_Excerpted records_:
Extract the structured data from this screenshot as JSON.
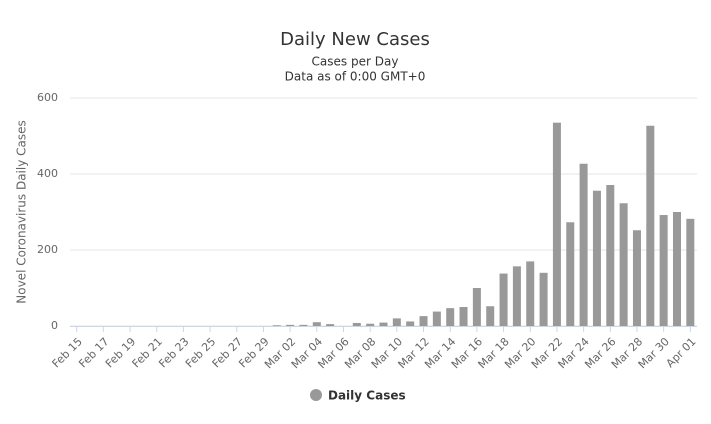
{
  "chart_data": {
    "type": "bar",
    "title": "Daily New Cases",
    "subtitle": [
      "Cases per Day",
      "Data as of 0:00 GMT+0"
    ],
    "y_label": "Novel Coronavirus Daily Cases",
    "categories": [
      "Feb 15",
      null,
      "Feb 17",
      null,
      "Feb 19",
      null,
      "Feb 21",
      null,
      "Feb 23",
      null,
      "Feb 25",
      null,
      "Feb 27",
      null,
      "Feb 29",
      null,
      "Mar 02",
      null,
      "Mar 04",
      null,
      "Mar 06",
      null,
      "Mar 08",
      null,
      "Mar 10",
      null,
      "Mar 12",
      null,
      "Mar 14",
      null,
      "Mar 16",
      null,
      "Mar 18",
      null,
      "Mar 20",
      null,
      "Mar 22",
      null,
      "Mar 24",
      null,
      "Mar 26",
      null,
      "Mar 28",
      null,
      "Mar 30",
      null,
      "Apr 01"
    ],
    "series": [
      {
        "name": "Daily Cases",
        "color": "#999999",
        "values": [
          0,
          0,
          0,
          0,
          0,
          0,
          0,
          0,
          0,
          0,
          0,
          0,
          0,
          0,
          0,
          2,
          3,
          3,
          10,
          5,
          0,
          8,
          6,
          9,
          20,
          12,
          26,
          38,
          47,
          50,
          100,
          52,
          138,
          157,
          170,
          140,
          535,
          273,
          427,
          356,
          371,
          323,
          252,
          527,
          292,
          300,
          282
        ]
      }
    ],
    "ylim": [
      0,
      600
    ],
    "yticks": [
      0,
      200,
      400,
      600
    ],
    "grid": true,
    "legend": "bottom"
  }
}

_Work required_: All lines above that hold the string "Cases" should be copied.

_Output for this task_:
    "title": "Daily New Cases",
      "Cases per Day",
    "y_label": "Novel Coronavirus Daily Cases",
        "name": "Daily Cases",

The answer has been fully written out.